## Problem requirements:
Copy out exactly every line from the line containing "Read all visible content and emit it as JSON." until the records below end, inclusive of both boundary lines.

## Rows:
[START]
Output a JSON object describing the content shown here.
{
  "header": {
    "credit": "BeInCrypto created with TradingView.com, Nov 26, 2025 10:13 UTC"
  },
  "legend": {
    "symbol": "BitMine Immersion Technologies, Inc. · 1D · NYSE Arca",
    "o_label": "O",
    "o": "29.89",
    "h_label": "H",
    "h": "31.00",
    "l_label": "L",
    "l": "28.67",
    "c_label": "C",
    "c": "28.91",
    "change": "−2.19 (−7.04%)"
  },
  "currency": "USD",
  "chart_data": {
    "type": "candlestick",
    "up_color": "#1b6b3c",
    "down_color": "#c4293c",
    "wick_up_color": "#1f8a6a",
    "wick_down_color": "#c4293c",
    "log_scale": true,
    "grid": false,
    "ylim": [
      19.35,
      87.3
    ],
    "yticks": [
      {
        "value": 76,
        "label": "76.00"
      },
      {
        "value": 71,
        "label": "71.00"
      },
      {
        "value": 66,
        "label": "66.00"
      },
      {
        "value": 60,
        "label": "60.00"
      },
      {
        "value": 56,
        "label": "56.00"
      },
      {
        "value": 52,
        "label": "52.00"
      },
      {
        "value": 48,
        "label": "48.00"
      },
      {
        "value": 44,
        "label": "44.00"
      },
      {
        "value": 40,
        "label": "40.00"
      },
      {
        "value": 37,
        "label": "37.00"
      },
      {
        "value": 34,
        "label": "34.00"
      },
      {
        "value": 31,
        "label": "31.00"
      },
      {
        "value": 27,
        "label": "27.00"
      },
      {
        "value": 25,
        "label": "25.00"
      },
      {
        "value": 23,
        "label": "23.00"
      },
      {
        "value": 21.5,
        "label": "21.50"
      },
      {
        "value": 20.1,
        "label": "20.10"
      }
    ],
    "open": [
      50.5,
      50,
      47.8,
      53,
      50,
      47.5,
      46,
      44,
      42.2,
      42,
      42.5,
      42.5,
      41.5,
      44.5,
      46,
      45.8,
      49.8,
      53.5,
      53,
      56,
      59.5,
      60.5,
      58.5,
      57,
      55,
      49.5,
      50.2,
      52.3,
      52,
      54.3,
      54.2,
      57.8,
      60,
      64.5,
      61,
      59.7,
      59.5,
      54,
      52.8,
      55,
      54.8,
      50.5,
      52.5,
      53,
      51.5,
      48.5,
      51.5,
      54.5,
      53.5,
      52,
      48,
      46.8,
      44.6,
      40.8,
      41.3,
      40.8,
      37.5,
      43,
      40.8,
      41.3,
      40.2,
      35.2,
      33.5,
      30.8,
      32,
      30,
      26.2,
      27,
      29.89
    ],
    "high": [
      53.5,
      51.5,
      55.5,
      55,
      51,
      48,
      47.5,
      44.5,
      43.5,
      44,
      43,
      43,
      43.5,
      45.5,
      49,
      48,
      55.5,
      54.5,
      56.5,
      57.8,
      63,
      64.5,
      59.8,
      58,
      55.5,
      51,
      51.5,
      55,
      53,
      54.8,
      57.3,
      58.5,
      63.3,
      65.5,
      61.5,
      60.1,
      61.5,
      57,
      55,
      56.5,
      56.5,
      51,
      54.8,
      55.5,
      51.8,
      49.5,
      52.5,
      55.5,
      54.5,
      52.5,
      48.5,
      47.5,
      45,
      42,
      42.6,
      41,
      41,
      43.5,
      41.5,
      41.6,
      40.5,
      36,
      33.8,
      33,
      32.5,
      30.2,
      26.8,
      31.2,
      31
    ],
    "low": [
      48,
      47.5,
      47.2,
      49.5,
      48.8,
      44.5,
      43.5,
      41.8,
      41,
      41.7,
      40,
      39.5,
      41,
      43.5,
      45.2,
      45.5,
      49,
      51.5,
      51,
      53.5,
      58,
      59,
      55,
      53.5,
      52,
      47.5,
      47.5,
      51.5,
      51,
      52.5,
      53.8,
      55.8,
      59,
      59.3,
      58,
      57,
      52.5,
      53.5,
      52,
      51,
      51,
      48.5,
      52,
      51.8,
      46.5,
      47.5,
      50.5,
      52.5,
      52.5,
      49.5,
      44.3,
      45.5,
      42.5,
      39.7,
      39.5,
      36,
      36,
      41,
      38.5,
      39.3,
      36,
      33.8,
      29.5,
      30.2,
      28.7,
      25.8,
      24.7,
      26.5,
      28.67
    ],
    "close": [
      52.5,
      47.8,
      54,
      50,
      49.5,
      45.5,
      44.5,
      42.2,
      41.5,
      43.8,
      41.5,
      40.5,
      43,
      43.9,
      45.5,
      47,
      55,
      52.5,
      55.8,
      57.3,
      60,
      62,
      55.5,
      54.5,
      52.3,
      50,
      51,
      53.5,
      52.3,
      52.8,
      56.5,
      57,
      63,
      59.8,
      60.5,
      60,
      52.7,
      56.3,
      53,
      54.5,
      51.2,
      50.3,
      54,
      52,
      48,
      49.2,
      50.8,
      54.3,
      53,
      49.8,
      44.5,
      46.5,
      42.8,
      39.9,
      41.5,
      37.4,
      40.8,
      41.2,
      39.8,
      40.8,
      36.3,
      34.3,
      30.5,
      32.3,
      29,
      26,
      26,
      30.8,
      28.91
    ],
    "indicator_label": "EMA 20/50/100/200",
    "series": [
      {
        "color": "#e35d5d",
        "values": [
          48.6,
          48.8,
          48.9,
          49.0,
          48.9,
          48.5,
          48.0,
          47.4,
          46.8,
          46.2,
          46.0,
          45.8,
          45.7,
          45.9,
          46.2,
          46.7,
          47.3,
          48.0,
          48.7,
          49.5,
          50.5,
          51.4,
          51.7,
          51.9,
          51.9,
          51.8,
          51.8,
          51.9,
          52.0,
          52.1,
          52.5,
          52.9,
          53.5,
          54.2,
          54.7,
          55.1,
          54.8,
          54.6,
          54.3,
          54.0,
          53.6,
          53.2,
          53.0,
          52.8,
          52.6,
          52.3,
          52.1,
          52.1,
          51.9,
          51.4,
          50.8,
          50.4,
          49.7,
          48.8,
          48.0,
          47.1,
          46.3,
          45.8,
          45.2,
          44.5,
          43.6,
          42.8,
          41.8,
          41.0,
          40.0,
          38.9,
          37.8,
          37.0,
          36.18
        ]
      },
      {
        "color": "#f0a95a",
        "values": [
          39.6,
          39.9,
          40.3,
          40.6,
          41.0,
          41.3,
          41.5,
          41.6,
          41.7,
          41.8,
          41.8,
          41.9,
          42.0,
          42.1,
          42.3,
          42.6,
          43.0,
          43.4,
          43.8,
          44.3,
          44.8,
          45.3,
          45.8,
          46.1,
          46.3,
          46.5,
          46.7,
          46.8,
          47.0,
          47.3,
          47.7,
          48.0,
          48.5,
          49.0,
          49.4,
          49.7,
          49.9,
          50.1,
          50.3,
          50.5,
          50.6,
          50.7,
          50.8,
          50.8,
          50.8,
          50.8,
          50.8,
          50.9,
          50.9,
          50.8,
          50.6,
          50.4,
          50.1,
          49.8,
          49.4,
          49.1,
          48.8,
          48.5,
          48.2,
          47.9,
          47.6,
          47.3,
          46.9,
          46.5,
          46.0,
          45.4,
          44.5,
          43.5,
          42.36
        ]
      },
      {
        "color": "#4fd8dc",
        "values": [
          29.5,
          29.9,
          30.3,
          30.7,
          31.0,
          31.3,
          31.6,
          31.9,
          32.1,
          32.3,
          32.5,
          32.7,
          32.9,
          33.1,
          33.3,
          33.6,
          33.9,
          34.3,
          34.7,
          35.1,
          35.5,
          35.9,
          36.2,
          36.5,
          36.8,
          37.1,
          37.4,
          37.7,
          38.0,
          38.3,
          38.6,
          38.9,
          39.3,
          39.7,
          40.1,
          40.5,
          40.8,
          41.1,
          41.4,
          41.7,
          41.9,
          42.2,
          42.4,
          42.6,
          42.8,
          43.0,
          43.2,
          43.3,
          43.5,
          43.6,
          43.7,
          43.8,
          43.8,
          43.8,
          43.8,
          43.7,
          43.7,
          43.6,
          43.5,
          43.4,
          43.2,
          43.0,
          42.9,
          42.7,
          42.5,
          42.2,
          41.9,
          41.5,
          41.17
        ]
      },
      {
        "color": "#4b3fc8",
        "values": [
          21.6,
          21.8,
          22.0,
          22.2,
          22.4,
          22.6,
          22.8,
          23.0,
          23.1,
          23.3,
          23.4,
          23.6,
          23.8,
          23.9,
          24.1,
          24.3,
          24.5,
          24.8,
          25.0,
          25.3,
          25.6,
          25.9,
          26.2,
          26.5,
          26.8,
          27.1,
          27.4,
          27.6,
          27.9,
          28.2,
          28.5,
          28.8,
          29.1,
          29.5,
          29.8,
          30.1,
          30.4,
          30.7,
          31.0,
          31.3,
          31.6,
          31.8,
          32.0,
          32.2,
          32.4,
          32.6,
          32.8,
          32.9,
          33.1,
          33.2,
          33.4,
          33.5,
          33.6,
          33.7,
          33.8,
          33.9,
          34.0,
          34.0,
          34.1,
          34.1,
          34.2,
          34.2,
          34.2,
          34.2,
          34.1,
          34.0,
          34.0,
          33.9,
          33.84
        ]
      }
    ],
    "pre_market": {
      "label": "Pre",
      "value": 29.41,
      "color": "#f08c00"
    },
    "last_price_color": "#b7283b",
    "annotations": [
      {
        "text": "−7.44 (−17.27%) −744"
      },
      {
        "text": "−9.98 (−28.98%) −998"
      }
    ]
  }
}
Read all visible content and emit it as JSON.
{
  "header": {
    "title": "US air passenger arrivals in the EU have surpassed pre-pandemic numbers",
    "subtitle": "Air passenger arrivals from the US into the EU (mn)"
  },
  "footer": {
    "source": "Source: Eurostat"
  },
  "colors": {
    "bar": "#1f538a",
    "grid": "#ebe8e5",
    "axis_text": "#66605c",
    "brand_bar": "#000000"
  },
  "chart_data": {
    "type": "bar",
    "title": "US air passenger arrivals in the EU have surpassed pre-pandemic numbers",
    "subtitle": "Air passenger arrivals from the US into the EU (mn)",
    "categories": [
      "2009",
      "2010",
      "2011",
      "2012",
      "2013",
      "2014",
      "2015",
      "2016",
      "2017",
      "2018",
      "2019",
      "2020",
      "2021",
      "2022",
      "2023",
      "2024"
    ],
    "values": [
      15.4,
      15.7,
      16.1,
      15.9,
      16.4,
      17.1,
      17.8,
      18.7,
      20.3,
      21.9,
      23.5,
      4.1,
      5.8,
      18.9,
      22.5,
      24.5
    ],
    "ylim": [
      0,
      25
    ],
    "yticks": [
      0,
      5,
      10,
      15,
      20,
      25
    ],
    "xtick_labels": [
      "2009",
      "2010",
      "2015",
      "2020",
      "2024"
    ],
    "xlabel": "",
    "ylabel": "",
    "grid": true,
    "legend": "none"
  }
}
[END]
## Written solution:
Read all visible content and emit it as JSON.
{
  "header": {
    "title": "US air passenger arrivals in the EU have surpassed pre-pandemic numbers",
    "subtitle": "Air passenger arrivals from the US into the EU (mn)"
  },
  "footer": {
    "source": "Source: Eurostat"
  },
  "colors": {
    "bar": "#1f538a",
    "grid": "#ebe8e5",
    "axis_text": "#66605c",
    "brand_bar": "#000000"
  },
  "chart_data": {
    "type": "bar",
    "title": "US air passenger arrivals in the EU have surpassed pre-pandemic numbers",
    "subtitle": "Air passenger arrivals from the US into the EU (mn)",
    "categories": [
      "2009",
      "2010",
      "2011",
      "2012",
      "2013",
      "2014",
      "2015",
      "2016",
      "2017",
      "2018",
      "2019",
      "2020",
      "2021",
      "2022",
      "2023",
      "2024"
    ],
    "values": [
      15.4,
      15.7,
      16.1,
      15.9,
      16.4,
      17.1,
      17.8,
      18.7,
      20.3,
      21.9,
      23.5,
      4.1,
      5.8,
      18.9,
      22.5,
      24.5
    ],
    "ylim": [
      0,
      25
    ],
    "yticks": [
      0,
      5,
      10,
      15,
      20,
      25
    ],
    "xtick_labels": [
      "2009",
      "2010",
      "2015",
      "2020",
      "2024"
    ],
    "xlabel": "",
    "ylabel": "",
    "grid": true,
    "legend": "none"
  }
}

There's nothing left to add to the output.